The problem: Copy out the listing from its first line through the line containing "spine-text-mark <box>704 205 710 207</box>", both included, without any changes.

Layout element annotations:
====================
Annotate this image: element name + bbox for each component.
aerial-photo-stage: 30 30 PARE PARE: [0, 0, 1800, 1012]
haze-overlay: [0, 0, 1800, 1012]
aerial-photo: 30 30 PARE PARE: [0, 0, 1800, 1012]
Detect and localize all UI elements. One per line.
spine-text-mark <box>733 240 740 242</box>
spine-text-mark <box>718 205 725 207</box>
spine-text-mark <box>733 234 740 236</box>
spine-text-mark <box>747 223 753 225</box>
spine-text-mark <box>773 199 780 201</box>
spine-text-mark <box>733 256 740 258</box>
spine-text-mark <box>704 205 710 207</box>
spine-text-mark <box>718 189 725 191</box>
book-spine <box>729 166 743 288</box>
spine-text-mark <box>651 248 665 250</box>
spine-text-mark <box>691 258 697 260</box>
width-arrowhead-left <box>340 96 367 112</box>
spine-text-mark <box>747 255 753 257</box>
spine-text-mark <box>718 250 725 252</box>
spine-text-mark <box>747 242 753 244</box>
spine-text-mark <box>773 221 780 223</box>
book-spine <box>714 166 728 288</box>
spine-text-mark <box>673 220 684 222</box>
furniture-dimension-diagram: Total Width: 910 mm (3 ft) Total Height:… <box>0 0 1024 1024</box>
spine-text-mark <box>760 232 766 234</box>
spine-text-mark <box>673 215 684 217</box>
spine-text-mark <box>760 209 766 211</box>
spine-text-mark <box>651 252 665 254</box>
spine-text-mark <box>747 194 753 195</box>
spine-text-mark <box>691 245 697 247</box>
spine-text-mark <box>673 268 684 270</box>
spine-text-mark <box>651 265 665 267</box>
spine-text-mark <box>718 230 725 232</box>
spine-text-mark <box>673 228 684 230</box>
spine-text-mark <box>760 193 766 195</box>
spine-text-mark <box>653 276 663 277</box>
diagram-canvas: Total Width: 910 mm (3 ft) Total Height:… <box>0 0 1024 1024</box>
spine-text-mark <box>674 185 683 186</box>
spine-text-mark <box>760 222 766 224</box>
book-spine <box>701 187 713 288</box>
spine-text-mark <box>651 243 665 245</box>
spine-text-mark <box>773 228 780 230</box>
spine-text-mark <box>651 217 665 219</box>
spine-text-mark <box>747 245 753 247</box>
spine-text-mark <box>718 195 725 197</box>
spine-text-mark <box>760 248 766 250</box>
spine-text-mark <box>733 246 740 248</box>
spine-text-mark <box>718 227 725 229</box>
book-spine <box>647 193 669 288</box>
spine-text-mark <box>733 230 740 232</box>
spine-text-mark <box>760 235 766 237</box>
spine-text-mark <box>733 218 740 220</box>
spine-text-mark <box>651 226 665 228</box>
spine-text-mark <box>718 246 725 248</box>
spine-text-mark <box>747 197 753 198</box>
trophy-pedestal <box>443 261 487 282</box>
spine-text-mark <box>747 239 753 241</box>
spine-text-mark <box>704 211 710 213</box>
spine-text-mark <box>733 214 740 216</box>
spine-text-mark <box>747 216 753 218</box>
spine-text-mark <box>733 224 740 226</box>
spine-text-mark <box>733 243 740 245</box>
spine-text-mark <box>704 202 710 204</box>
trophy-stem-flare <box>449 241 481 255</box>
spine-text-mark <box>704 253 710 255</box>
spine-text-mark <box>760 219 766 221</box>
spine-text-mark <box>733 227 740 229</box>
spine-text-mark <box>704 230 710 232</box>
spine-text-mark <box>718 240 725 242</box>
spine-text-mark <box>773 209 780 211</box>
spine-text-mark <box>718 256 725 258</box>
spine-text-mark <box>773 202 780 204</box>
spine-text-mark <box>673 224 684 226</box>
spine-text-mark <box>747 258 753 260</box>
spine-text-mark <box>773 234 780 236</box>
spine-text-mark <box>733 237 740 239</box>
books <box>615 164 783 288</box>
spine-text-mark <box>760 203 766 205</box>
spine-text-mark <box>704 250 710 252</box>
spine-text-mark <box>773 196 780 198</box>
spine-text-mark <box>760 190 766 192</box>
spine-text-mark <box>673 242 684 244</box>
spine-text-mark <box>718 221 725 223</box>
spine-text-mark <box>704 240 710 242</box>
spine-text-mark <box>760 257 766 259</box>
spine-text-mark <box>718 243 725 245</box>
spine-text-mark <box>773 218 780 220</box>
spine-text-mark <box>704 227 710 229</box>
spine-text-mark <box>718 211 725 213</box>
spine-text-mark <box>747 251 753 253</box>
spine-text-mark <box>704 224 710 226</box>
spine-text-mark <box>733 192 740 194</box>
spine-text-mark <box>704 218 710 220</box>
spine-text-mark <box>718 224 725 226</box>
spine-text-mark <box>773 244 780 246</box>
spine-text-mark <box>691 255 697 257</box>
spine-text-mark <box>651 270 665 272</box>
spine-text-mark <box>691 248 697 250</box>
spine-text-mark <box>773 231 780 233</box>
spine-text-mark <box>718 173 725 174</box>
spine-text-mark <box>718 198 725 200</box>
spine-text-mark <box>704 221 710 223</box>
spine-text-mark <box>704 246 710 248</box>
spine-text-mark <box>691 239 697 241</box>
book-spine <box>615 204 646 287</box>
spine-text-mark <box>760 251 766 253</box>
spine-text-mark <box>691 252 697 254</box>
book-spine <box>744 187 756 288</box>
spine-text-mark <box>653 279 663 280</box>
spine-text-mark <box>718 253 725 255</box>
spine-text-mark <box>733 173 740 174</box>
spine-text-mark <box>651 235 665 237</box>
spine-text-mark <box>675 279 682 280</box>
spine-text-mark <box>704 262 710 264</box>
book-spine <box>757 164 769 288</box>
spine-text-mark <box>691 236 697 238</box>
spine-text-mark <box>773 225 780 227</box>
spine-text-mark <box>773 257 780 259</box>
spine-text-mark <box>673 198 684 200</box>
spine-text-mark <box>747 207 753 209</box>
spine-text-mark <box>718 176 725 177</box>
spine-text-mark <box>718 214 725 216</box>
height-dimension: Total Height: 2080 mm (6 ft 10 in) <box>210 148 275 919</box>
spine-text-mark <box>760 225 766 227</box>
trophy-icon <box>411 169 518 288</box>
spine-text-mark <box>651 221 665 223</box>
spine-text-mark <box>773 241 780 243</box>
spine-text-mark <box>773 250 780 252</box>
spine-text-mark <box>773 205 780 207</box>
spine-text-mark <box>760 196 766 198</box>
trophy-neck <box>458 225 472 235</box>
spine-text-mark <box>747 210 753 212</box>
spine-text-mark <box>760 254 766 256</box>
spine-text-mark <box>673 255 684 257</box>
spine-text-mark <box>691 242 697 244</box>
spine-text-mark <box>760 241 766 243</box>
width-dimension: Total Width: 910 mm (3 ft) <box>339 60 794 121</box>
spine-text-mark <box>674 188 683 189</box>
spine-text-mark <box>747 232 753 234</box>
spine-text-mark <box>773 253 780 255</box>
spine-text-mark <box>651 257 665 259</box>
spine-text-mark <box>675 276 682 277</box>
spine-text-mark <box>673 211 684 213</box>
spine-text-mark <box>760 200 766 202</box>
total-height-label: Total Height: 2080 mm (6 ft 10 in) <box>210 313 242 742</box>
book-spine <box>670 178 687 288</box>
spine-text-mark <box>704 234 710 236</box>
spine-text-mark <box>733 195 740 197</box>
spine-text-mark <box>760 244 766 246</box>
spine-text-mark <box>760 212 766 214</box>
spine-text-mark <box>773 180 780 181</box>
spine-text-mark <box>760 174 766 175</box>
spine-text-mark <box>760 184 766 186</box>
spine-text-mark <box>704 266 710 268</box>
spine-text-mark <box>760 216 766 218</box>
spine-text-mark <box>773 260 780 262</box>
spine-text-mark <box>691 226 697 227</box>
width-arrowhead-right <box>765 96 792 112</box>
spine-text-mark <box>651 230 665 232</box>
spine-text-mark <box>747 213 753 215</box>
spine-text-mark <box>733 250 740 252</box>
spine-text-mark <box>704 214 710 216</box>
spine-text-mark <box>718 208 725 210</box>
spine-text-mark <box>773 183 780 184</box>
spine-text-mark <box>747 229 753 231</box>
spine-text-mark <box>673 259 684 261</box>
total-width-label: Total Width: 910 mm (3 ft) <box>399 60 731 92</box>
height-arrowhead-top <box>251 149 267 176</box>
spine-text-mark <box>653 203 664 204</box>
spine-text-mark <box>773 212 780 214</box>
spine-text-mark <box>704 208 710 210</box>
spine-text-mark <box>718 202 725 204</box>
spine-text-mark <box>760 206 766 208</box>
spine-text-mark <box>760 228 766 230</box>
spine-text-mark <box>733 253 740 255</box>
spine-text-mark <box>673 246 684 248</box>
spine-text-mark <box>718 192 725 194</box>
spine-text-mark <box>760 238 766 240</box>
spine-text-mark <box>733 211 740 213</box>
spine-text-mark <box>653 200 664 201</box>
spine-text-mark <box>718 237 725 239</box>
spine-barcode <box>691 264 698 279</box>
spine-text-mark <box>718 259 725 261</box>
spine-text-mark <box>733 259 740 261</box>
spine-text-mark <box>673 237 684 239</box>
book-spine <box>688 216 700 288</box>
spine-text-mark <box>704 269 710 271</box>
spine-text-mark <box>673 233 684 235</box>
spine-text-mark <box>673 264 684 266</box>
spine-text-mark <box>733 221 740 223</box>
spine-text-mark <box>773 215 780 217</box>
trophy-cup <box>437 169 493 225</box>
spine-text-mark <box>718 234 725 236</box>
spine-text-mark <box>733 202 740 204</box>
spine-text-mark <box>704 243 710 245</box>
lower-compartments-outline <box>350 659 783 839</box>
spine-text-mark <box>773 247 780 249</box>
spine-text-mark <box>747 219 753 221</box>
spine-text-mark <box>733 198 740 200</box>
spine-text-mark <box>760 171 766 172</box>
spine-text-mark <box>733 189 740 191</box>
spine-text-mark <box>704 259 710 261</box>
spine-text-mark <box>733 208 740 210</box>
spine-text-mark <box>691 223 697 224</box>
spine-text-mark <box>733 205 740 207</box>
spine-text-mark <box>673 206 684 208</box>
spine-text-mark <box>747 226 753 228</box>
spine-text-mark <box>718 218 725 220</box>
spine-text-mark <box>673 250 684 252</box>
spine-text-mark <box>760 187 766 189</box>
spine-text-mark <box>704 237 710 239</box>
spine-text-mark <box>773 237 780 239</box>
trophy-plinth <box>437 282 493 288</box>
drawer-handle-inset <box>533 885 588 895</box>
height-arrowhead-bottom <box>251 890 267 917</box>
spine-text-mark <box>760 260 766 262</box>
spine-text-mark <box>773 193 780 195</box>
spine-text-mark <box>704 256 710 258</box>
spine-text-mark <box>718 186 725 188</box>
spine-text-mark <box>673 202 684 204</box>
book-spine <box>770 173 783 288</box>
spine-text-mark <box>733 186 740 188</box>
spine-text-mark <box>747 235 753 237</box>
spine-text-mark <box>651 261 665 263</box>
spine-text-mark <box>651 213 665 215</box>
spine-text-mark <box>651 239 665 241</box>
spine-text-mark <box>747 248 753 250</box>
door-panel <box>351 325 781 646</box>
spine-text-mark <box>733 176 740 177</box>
====================
Solution to this exercise:
Annotate this image: element name + bbox for each component.
aerial-photo-stage: 30 30 PARE PARE: [0, 0, 1800, 1012]
haze-overlay: [0, 0, 1800, 1012]
aerial-photo: 30 30 PARE PARE: [0, 0, 1800, 1012]
Detect and localize all UI elements. One per line.
spine-text-mark <box>733 240 740 242</box>
spine-text-mark <box>718 205 725 207</box>
spine-text-mark <box>733 234 740 236</box>
spine-text-mark <box>747 223 753 225</box>
spine-text-mark <box>773 199 780 201</box>
spine-text-mark <box>733 256 740 258</box>
spine-text-mark <box>704 205 710 207</box>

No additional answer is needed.